- Work to do
Each entry below is to be written out exactly, and the pictures are to be left out.

>> START Given data

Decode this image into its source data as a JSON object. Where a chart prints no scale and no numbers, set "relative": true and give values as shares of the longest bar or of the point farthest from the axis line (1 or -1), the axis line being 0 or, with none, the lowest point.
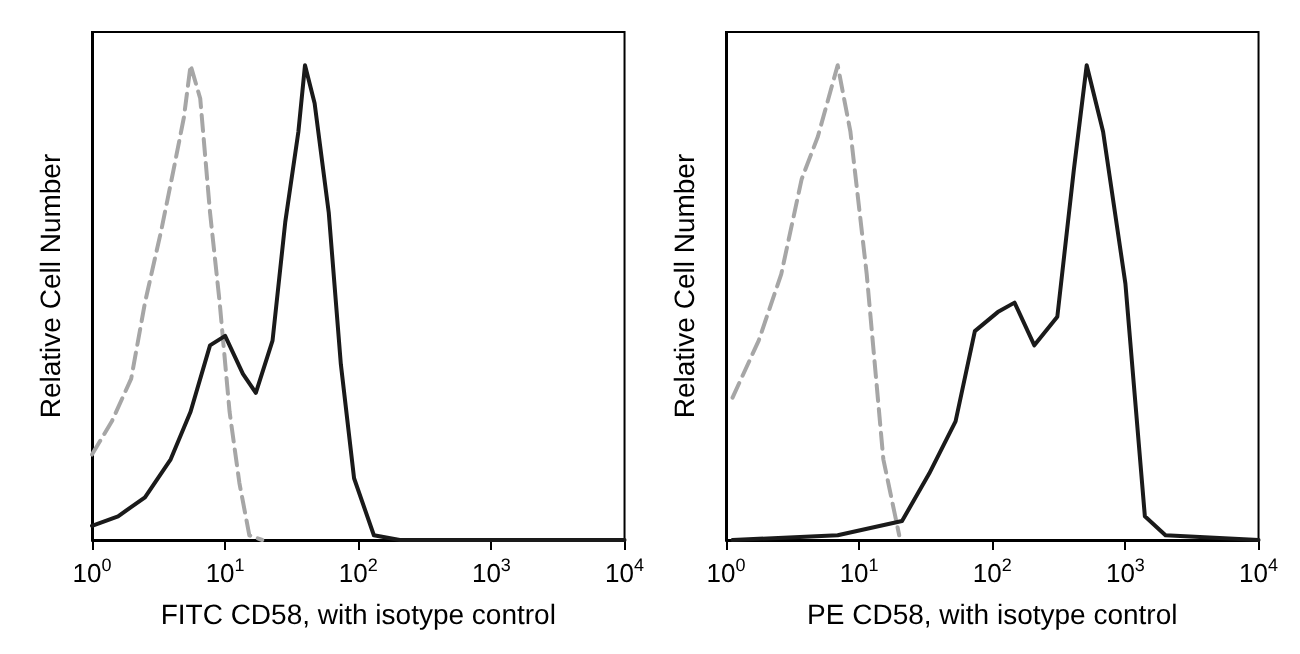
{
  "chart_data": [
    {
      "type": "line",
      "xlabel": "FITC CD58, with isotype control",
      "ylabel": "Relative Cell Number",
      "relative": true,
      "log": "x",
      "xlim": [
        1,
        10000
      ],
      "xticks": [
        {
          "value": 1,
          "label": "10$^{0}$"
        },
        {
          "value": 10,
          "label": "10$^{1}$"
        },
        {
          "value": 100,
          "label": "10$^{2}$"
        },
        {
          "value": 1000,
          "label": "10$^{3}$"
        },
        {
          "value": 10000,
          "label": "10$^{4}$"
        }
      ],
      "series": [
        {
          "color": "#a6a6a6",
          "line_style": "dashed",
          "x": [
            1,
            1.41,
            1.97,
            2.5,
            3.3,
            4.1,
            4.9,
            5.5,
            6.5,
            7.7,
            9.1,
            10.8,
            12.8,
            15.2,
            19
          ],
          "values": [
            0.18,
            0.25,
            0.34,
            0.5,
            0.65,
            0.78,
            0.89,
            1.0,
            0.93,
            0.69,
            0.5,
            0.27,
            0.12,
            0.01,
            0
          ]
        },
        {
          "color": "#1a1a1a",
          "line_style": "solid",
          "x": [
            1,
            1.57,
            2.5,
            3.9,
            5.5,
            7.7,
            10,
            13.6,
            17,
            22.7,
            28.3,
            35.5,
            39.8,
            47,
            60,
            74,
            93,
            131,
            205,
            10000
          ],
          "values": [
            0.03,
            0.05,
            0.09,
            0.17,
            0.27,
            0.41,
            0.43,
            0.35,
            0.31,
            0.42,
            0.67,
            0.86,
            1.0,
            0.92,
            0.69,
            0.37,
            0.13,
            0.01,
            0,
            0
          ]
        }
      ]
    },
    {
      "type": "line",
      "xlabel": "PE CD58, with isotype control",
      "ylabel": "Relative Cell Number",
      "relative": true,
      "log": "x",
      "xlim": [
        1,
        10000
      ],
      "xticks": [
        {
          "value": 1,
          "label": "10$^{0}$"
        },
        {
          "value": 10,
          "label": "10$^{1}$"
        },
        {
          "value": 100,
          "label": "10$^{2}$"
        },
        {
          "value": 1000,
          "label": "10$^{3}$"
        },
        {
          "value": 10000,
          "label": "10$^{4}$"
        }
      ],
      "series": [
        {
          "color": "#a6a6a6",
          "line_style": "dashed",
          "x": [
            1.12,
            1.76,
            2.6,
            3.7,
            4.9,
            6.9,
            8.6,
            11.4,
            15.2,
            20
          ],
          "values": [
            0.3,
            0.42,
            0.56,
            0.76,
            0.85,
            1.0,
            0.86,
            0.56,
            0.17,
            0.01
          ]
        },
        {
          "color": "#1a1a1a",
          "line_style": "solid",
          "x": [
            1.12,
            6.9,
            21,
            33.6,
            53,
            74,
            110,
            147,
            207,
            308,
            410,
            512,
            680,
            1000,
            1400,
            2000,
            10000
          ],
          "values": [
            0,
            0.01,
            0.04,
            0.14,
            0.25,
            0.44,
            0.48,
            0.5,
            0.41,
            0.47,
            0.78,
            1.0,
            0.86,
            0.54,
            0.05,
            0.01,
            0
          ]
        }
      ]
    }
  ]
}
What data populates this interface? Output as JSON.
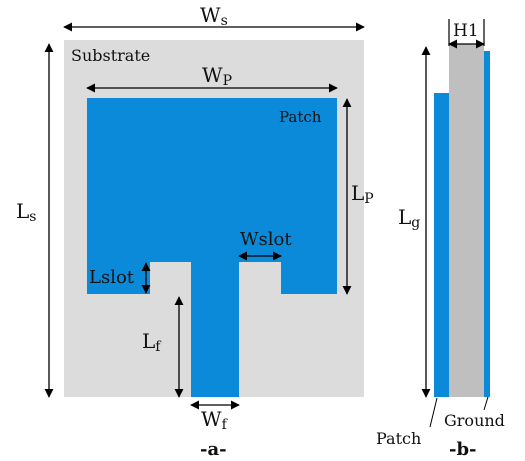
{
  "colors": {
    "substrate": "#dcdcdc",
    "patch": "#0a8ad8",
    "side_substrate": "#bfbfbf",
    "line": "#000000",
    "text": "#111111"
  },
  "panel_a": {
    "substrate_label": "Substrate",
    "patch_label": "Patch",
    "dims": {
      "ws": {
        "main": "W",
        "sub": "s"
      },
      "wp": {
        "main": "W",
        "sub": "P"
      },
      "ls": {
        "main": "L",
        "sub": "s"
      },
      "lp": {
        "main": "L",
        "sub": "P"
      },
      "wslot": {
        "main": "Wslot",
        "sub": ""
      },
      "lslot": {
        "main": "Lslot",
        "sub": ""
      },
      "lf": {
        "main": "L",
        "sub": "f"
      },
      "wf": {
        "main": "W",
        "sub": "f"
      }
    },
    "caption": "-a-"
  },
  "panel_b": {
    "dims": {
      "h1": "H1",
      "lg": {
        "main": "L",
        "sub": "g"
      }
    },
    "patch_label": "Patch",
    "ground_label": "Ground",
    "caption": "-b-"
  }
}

>> END Given data

- Expected answer
Decode this image into its source data as a JSON object. Where a chart prints no scale and no numbers, set "relative": true and give values as shares of the longest bar or of the point farthest from the axis line (1 or -1), the axis line being 0 or, with none, the lowest point.
{
  "chart_data": [
    {
      "type": "line",
      "xlabel": "FITC CD58, with isotype control",
      "ylabel": "Relative Cell Number",
      "relative": true,
      "log": "x",
      "xlim": [
        1,
        10000
      ],
      "xticks": [
        {
          "value": 1,
          "label": "10$^{0}$"
        },
        {
          "value": 10,
          "label": "10$^{1}$"
        },
        {
          "value": 100,
          "label": "10$^{2}$"
        },
        {
          "value": 1000,
          "label": "10$^{3}$"
        },
        {
          "value": 10000,
          "label": "10$^{4}$"
        }
      ],
      "series": [
        {
          "color": "#a6a6a6",
          "line_style": "dashed",
          "x": [
            1,
            1.41,
            1.97,
            2.5,
            3.3,
            4.1,
            4.9,
            5.5,
            6.5,
            7.7,
            9.1,
            10.8,
            12.8,
            15.2,
            19
          ],
          "values": [
            0.18,
            0.25,
            0.34,
            0.5,
            0.65,
            0.78,
            0.89,
            1.0,
            0.93,
            0.69,
            0.5,
            0.27,
            0.12,
            0.01,
            0
          ]
        },
        {
          "color": "#1a1a1a",
          "line_style": "solid",
          "x": [
            1,
            1.57,
            2.5,
            3.9,
            5.5,
            7.7,
            10,
            13.6,
            17,
            22.7,
            28.3,
            35.5,
            39.8,
            47,
            60,
            74,
            93,
            131,
            205,
            10000
          ],
          "values": [
            0.03,
            0.05,
            0.09,
            0.17,
            0.27,
            0.41,
            0.43,
            0.35,
            0.31,
            0.42,
            0.67,
            0.86,
            1.0,
            0.92,
            0.69,
            0.37,
            0.13,
            0.01,
            0,
            0
          ]
        }
      ]
    },
    {
      "type": "line",
      "xlabel": "PE CD58, with isotype control",
      "ylabel": "Relative Cell Number",
      "relative": true,
      "log": "x",
      "xlim": [
        1,
        10000
      ],
      "xticks": [
        {
          "value": 1,
          "label": "10$^{0}$"
        },
        {
          "value": 10,
          "label": "10$^{1}$"
        },
        {
          "value": 100,
          "label": "10$^{2}$"
        },
        {
          "value": 1000,
          "label": "10$^{3}$"
        },
        {
          "value": 10000,
          "label": "10$^{4}$"
        }
      ],
      "series": [
        {
          "color": "#a6a6a6",
          "line_style": "dashed",
          "x": [
            1.12,
            1.76,
            2.6,
            3.7,
            4.9,
            6.9,
            8.6,
            11.4,
            15.2,
            20
          ],
          "values": [
            0.3,
            0.42,
            0.56,
            0.76,
            0.85,
            1.0,
            0.86,
            0.56,
            0.17,
            0.01
          ]
        },
        {
          "color": "#1a1a1a",
          "line_style": "solid",
          "x": [
            1.12,
            6.9,
            21,
            33.6,
            53,
            74,
            110,
            147,
            207,
            308,
            410,
            512,
            680,
            1000,
            1400,
            2000,
            10000
          ],
          "values": [
            0,
            0.01,
            0.04,
            0.14,
            0.25,
            0.44,
            0.48,
            0.5,
            0.41,
            0.47,
            0.78,
            1.0,
            0.86,
            0.54,
            0.05,
            0.01,
            0
          ]
        }
      ]
    }
  ]
}
What data populates this interface? Output as JSON.
{
  "colors": {
    "substrate": "#dcdcdc",
    "patch": "#0a8ad8",
    "side_substrate": "#bfbfbf",
    "line": "#000000",
    "text": "#111111"
  },
  "panel_a": {
    "substrate_label": "Substrate",
    "patch_label": "Patch",
    "dims": {
      "ws": {
        "main": "W",
        "sub": "s"
      },
      "wp": {
        "main": "W",
        "sub": "P"
      },
      "ls": {
        "main": "L",
        "sub": "s"
      },
      "lp": {
        "main": "L",
        "sub": "P"
      },
      "wslot": {
        "main": "Wslot",
        "sub": ""
      },
      "lslot": {
        "main": "Lslot",
        "sub": ""
      },
      "lf": {
        "main": "L",
        "sub": "f"
      },
      "wf": {
        "main": "W",
        "sub": "f"
      }
    },
    "caption": "-a-"
  },
  "panel_b": {
    "dims": {
      "h1": "H1",
      "lg": {
        "main": "L",
        "sub": "g"
      }
    },
    "patch_label": "Patch",
    "ground_label": "Ground",
    "caption": "-b-"
  }
}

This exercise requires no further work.